### Brief
Type out all the records word for word. Any pictures are to be left out.

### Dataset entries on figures
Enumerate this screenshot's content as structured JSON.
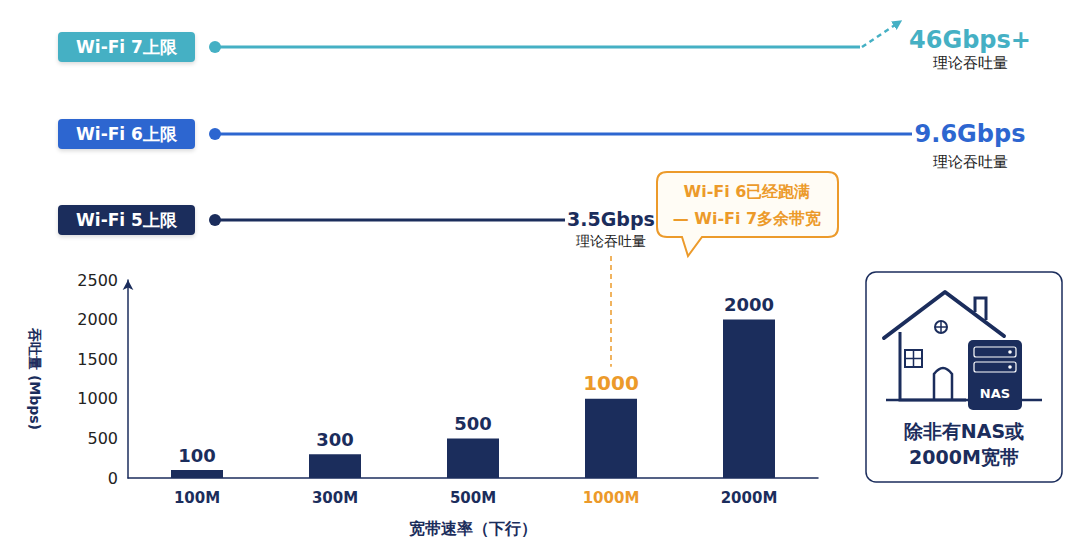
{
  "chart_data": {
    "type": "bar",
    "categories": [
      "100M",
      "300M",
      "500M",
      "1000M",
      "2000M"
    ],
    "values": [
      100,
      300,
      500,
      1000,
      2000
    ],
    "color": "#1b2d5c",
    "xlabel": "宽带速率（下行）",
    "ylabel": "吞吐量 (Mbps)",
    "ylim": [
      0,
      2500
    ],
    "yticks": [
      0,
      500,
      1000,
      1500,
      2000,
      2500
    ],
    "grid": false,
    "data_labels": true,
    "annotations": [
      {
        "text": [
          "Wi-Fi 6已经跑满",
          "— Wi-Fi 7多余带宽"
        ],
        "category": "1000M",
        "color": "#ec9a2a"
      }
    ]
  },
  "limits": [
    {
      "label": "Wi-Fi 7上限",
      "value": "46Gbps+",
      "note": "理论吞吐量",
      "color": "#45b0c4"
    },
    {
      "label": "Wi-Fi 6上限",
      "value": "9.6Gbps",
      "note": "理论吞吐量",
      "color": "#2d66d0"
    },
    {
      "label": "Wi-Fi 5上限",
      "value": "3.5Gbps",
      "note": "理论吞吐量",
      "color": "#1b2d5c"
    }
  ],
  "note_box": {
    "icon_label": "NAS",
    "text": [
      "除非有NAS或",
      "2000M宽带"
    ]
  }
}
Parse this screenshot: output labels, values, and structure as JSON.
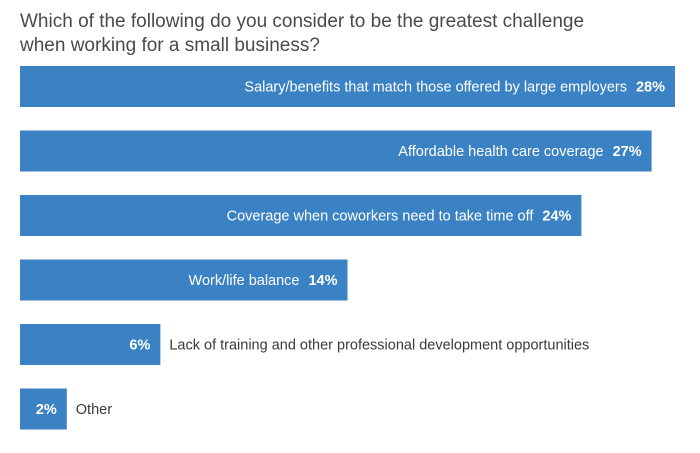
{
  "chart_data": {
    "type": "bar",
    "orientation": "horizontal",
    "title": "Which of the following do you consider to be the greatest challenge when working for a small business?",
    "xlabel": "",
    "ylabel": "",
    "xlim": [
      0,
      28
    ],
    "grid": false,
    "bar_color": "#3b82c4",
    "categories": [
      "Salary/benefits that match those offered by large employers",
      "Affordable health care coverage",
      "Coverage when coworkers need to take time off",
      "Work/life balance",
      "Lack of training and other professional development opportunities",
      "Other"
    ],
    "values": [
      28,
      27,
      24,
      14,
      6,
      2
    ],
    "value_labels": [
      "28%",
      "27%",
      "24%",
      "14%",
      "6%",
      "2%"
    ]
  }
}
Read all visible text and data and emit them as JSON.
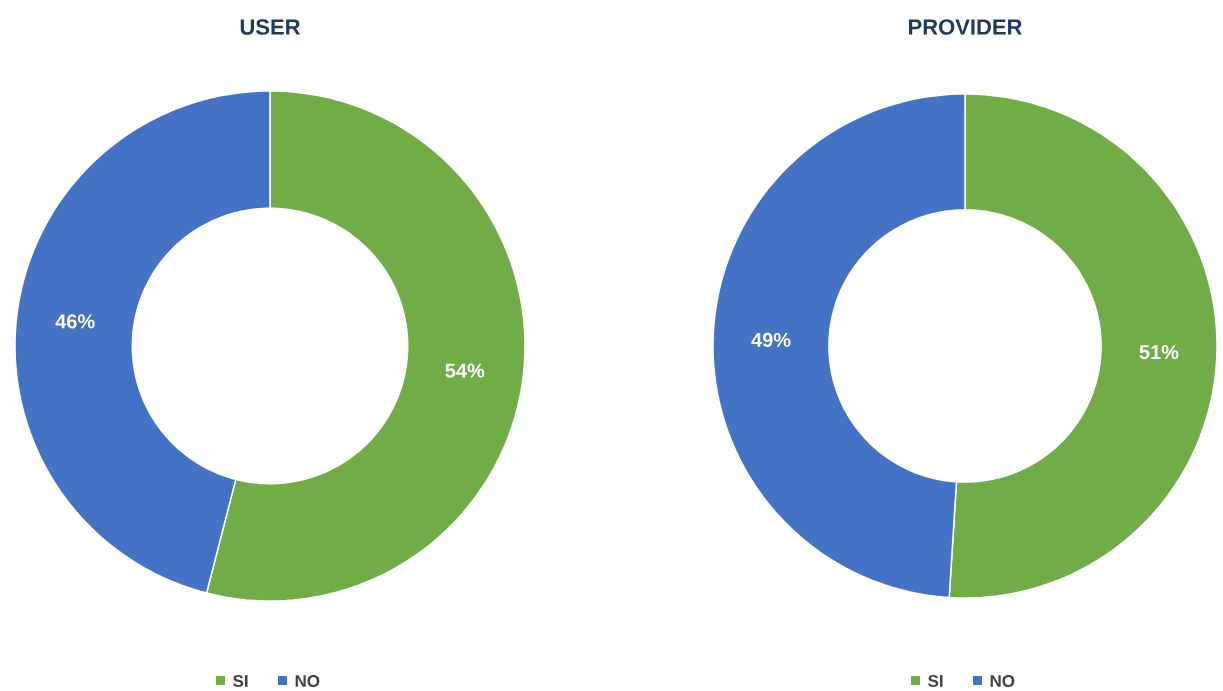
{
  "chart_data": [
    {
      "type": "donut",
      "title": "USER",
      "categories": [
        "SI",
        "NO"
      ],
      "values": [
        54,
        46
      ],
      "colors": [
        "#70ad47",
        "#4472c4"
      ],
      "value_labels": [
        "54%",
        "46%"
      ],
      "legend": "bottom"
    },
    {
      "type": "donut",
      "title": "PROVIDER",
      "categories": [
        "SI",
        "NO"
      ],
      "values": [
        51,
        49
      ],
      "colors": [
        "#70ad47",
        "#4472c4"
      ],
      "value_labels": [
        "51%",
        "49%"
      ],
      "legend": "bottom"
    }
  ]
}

### Response to the exercise
Enumerate this screenshot's content as structured JSON.
{
  "chart_data": {
    "type": "bar",
    "categories": [
      "100M",
      "300M",
      "500M",
      "1000M",
      "2000M"
    ],
    "values": [
      100,
      300,
      500,
      1000,
      2000
    ],
    "color": "#1b2d5c",
    "xlabel": "宽带速率（下行）",
    "ylabel": "吞吐量 (Mbps)",
    "ylim": [
      0,
      2500
    ],
    "yticks": [
      0,
      500,
      1000,
      1500,
      2000,
      2500
    ],
    "grid": false,
    "data_labels": true,
    "annotations": [
      {
        "text": [
          "Wi-Fi 6已经跑满",
          "— Wi-Fi 7多余带宽"
        ],
        "category": "1000M",
        "color": "#ec9a2a"
      }
    ]
  },
  "limits": [
    {
      "label": "Wi-Fi 7上限",
      "value": "46Gbps+",
      "note": "理论吞吐量",
      "color": "#45b0c4"
    },
    {
      "label": "Wi-Fi 6上限",
      "value": "9.6Gbps",
      "note": "理论吞吐量",
      "color": "#2d66d0"
    },
    {
      "label": "Wi-Fi 5上限",
      "value": "3.5Gbps",
      "note": "理论吞吐量",
      "color": "#1b2d5c"
    }
  ],
  "note_box": {
    "icon_label": "NAS",
    "text": [
      "除非有NAS或",
      "2000M宽带"
    ]
  }
}
Parse this screenshot: output labels, values, and structure as JSON.
{
  "chart_data": {
    "type": "bar",
    "orientation": "horizontal",
    "title": "Which of the following do you consider to be the greatest challenge when working for a small business?",
    "xlabel": "",
    "ylabel": "",
    "xlim": [
      0,
      28
    ],
    "grid": false,
    "bar_color": "#3b82c4",
    "categories": [
      "Salary/benefits that match those offered by large employers",
      "Affordable health care coverage",
      "Coverage when coworkers need to take time off",
      "Work/life balance",
      "Lack of training and other professional development opportunities",
      "Other"
    ],
    "values": [
      28,
      27,
      24,
      14,
      6,
      2
    ],
    "value_labels": [
      "28%",
      "27%",
      "24%",
      "14%",
      "6%",
      "2%"
    ]
  }
}
Read all visible text and data and emit them as JSON.
{
  "chart_data": [
    {
      "type": "donut",
      "title": "USER",
      "categories": [
        "SI",
        "NO"
      ],
      "values": [
        54,
        46
      ],
      "colors": [
        "#70ad47",
        "#4472c4"
      ],
      "value_labels": [
        "54%",
        "46%"
      ],
      "legend": "bottom"
    },
    {
      "type": "donut",
      "title": "PROVIDER",
      "categories": [
        "SI",
        "NO"
      ],
      "values": [
        51,
        49
      ],
      "colors": [
        "#70ad47",
        "#4472c4"
      ],
      "value_labels": [
        "51%",
        "49%"
      ],
      "legend": "bottom"
    }
  ]
}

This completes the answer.